> Task objective
Print the records again, character for character.

> Material for the task
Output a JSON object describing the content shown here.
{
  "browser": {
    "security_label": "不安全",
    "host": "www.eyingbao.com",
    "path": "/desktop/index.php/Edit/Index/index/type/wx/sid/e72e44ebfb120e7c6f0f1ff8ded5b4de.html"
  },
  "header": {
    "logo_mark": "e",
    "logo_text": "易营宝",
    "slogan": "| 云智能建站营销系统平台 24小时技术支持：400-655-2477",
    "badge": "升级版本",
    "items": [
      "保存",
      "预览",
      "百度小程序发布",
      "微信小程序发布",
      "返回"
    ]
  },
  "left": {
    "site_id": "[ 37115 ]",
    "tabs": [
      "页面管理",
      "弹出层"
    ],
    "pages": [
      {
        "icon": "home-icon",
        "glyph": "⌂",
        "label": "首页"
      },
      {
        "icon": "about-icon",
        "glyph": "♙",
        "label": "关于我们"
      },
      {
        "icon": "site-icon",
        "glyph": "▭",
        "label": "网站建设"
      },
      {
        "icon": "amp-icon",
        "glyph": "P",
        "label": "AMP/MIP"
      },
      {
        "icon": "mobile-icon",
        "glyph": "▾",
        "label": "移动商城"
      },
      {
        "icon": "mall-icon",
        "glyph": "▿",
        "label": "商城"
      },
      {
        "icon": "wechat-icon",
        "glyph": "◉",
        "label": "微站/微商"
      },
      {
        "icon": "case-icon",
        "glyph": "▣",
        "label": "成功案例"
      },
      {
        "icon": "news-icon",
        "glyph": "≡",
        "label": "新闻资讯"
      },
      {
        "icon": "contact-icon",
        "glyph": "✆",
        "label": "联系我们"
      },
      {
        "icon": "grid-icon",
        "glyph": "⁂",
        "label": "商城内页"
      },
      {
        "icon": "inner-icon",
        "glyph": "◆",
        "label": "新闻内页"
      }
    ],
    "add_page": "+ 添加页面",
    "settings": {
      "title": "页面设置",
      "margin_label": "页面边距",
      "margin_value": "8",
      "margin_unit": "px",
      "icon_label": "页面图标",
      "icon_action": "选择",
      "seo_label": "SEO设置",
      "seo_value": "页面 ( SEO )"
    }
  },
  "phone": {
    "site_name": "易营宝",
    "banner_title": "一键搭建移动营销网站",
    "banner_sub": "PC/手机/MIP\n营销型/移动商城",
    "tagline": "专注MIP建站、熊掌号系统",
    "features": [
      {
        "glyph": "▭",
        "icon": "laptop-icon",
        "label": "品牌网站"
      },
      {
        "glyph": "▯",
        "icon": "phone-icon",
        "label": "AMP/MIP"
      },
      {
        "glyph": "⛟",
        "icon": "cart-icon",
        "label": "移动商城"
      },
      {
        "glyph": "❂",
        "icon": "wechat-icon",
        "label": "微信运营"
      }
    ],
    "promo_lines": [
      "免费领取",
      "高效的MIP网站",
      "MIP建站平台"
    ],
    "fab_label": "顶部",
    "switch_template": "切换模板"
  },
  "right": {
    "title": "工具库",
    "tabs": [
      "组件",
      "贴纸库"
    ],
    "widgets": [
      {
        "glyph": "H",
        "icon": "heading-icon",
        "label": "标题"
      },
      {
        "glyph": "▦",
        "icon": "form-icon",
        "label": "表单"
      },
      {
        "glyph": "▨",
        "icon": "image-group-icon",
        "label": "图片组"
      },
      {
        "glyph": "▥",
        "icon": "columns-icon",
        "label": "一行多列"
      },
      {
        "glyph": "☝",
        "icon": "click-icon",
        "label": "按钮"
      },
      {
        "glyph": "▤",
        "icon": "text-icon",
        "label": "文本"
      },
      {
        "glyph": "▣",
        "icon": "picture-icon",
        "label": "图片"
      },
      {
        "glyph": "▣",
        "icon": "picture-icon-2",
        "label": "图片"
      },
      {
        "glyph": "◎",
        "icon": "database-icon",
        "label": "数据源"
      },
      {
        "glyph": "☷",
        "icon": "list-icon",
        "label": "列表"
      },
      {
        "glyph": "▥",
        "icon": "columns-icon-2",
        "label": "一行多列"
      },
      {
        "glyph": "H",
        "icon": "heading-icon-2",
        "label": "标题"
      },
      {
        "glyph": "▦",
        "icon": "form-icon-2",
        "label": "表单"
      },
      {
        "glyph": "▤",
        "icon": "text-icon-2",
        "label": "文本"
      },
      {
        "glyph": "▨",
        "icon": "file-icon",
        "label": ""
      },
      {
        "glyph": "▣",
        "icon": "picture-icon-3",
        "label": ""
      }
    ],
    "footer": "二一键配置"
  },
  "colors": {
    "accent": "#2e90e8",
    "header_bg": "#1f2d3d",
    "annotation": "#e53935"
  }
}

> Correct response
Output a JSON object describing the content shown here.
{
  "browser": {
    "security_label": "不安全",
    "host": "www.eyingbao.com",
    "path": "/desktop/index.php/Edit/Index/index/type/wx/sid/e72e44ebfb120e7c6f0f1ff8ded5b4de.html"
  },
  "header": {
    "logo_mark": "e",
    "logo_text": "易营宝",
    "slogan": "| 云智能建站营销系统平台 24小时技术支持：400-655-2477",
    "badge": "升级版本",
    "items": [
      "保存",
      "预览",
      "百度小程序发布",
      "微信小程序发布",
      "返回"
    ]
  },
  "left": {
    "site_id": "[ 37115 ]",
    "tabs": [
      "页面管理",
      "弹出层"
    ],
    "pages": [
      {
        "icon": "home-icon",
        "glyph": "⌂",
        "label": "首页"
      },
      {
        "icon": "about-icon",
        "glyph": "♙",
        "label": "关于我们"
      },
      {
        "icon": "site-icon",
        "glyph": "▭",
        "label": "网站建设"
      },
      {
        "icon": "amp-icon",
        "glyph": "P",
        "label": "AMP/MIP"
      },
      {
        "icon": "mobile-icon",
        "glyph": "▾",
        "label": "移动商城"
      },
      {
        "icon": "mall-icon",
        "glyph": "▿",
        "label": "商城"
      },
      {
        "icon": "wechat-icon",
        "glyph": "◉",
        "label": "微站/微商"
      },
      {
        "icon": "case-icon",
        "glyph": "▣",
        "label": "成功案例"
      },
      {
        "icon": "news-icon",
        "glyph": "≡",
        "label": "新闻资讯"
      },
      {
        "icon": "contact-icon",
        "glyph": "✆",
        "label": "联系我们"
      },
      {
        "icon": "grid-icon",
        "glyph": "⁂",
        "label": "商城内页"
      },
      {
        "icon": "inner-icon",
        "glyph": "◆",
        "label": "新闻内页"
      }
    ],
    "add_page": "+ 添加页面",
    "settings": {
      "title": "页面设置",
      "margin_label": "页面边距",
      "margin_value": "8",
      "margin_unit": "px",
      "icon_label": "页面图标",
      "icon_action": "选择",
      "seo_label": "SEO设置",
      "seo_value": "页面 ( SEO )"
    }
  },
  "phone": {
    "site_name": "易营宝",
    "banner_title": "一键搭建移动营销网站",
    "banner_sub": "PC/手机/MIP\n营销型/移动商城",
    "tagline": "专注MIP建站、熊掌号系统",
    "features": [
      {
        "glyph": "▭",
        "icon": "laptop-icon",
        "label": "品牌网站"
      },
      {
        "glyph": "▯",
        "icon": "phone-icon",
        "label": "AMP/MIP"
      },
      {
        "glyph": "⛟",
        "icon": "cart-icon",
        "label": "移动商城"
      },
      {
        "glyph": "❂",
        "icon": "wechat-icon",
        "label": "微信运营"
      }
    ],
    "promo_lines": [
      "免费领取",
      "高效的MIP网站",
      "MIP建站平台"
    ],
    "fab_label": "顶部",
    "switch_template": "切换模板"
  },
  "right": {
    "title": "工具库",
    "tabs": [
      "组件",
      "贴纸库"
    ],
    "widgets": [
      {
        "glyph": "H",
        "icon": "heading-icon",
        "label": "标题"
      },
      {
        "glyph": "▦",
        "icon": "form-icon",
        "label": "表单"
      },
      {
        "glyph": "▨",
        "icon": "image-group-icon",
        "label": "图片组"
      },
      {
        "glyph": "▥",
        "icon": "columns-icon",
        "label": "一行多列"
      },
      {
        "glyph": "☝",
        "icon": "click-icon",
        "label": "按钮"
      },
      {
        "glyph": "▤",
        "icon": "text-icon",
        "label": "文本"
      },
      {
        "glyph": "▣",
        "icon": "picture-icon",
        "label": "图片"
      },
      {
        "glyph": "▣",
        "icon": "picture-icon-2",
        "label": "图片"
      },
      {
        "glyph": "◎",
        "icon": "database-icon",
        "label": "数据源"
      },
      {
        "glyph": "☷",
        "icon": "list-icon",
        "label": "列表"
      },
      {
        "glyph": "▥",
        "icon": "columns-icon-2",
        "label": "一行多列"
      },
      {
        "glyph": "H",
        "icon": "heading-icon-2",
        "label": "标题"
      },
      {
        "glyph": "▦",
        "icon": "form-icon-2",
        "label": "表单"
      },
      {
        "glyph": "▤",
        "icon": "text-icon-2",
        "label": "文本"
      },
      {
        "glyph": "▨",
        "icon": "file-icon",
        "label": ""
      },
      {
        "glyph": "▣",
        "icon": "picture-icon-3",
        "label": ""
      }
    ],
    "footer": "二一键配置"
  },
  "colors": {
    "accent": "#2e90e8",
    "header_bg": "#1f2d3d",
    "annotation": "#e53935"
  }
}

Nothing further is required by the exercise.